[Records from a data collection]
##########
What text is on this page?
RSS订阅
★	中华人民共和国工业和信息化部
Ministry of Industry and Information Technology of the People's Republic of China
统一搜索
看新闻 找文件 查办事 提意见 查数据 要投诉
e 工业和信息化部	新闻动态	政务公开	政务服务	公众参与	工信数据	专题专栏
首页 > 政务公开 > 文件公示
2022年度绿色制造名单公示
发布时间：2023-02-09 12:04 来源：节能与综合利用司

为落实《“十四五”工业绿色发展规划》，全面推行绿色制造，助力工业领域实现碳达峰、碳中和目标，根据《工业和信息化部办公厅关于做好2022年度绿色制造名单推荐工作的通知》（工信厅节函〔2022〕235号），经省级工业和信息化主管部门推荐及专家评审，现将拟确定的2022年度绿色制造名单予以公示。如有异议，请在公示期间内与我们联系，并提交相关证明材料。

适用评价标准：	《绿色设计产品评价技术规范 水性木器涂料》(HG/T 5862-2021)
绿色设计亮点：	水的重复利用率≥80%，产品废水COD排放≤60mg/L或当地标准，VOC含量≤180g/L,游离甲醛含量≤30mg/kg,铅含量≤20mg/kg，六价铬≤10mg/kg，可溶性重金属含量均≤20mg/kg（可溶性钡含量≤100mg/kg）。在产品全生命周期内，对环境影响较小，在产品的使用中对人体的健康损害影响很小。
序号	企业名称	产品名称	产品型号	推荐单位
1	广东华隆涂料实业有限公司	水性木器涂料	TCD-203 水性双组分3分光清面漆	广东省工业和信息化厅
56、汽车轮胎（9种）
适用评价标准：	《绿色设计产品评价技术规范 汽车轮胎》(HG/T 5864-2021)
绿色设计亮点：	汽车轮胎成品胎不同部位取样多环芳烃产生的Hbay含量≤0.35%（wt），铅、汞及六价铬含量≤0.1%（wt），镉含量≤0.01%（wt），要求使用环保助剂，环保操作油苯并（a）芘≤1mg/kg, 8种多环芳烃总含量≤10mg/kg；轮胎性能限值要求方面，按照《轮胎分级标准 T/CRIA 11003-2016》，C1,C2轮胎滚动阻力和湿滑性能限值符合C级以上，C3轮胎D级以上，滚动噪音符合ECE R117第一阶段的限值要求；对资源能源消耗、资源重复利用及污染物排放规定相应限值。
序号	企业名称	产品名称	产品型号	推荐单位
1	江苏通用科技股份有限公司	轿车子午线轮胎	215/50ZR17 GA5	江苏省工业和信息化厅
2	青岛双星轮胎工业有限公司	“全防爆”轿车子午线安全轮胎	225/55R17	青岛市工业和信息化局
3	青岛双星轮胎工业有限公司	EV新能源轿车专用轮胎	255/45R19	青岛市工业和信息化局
##########
What this task involves:
Every record above must be duplicated exactly.

Reply:
What text is on this page?
RSS订阅
★	中华人民共和国工业和信息化部
Ministry of Industry and Information Technology of the People's Republic of China
统一搜索
看新闻 找文件 查办事 提意见 查数据 要投诉
e 工业和信息化部	新闻动态	政务公开	政务服务	公众参与	工信数据	专题专栏
首页 > 政务公开 > 文件公示
2022年度绿色制造名单公示
发布时间：2023-02-09 12:04 来源：节能与综合利用司

为落实《“十四五”工业绿色发展规划》，全面推行绿色制造，助力工业领域实现碳达峰、碳中和目标，根据《工业和信息化部办公厅关于做好2022年度绿色制造名单推荐工作的通知》（工信厅节函〔2022〕235号），经省级工业和信息化主管部门推荐及专家评审，现将拟确定的2022年度绿色制造名单予以公示。如有异议，请在公示期间内与我们联系，并提交相关证明材料。

适用评价标准：	《绿色设计产品评价技术规范 水性木器涂料》(HG/T 5862-2021)
绿色设计亮点：	水的重复利用率≥80%，产品废水COD排放≤60mg/L或当地标准，VOC含量≤180g/L,游离甲醛含量≤30mg/kg,铅含量≤20mg/kg，六价铬≤10mg/kg，可溶性重金属含量均≤20mg/kg（可溶性钡含量≤100mg/kg）。在产品全生命周期内，对环境影响较小，在产品的使用中对人体的健康损害影响很小。
序号	企业名称	产品名称	产品型号	推荐单位
1	广东华隆涂料实业有限公司	水性木器涂料	TCD-203 水性双组分3分光清面漆	广东省工业和信息化厅
56、汽车轮胎（9种）
适用评价标准：	《绿色设计产品评价技术规范 汽车轮胎》(HG/T 5864-2021)
绿色设计亮点：	汽车轮胎成品胎不同部位取样多环芳烃产生的Hbay含量≤0.35%（wt），铅、汞及六价铬含量≤0.1%（wt），镉含量≤0.01%（wt），要求使用环保助剂，环保操作油苯并（a）芘≤1mg/kg, 8种多环芳烃总含量≤10mg/kg；轮胎性能限值要求方面，按照《轮胎分级标准 T/CRIA 11003-2016》，C1,C2轮胎滚动阻力和湿滑性能限值符合C级以上，C3轮胎D级以上，滚动噪音符合ECE R117第一阶段的限值要求；对资源能源消耗、资源重复利用及污染物排放规定相应限值。
序号	企业名称	产品名称	产品型号	推荐单位
1	江苏通用科技股份有限公司	轿车子午线轮胎	215/50ZR17 GA5	江苏省工业和信息化厅
2	青岛双星轮胎工业有限公司	“全防爆”轿车子午线安全轮胎	225/55R17	青岛市工业和信息化局
3	青岛双星轮胎工业有限公司	EV新能源轿车专用轮胎	255/45R19	青岛市工业和信息化局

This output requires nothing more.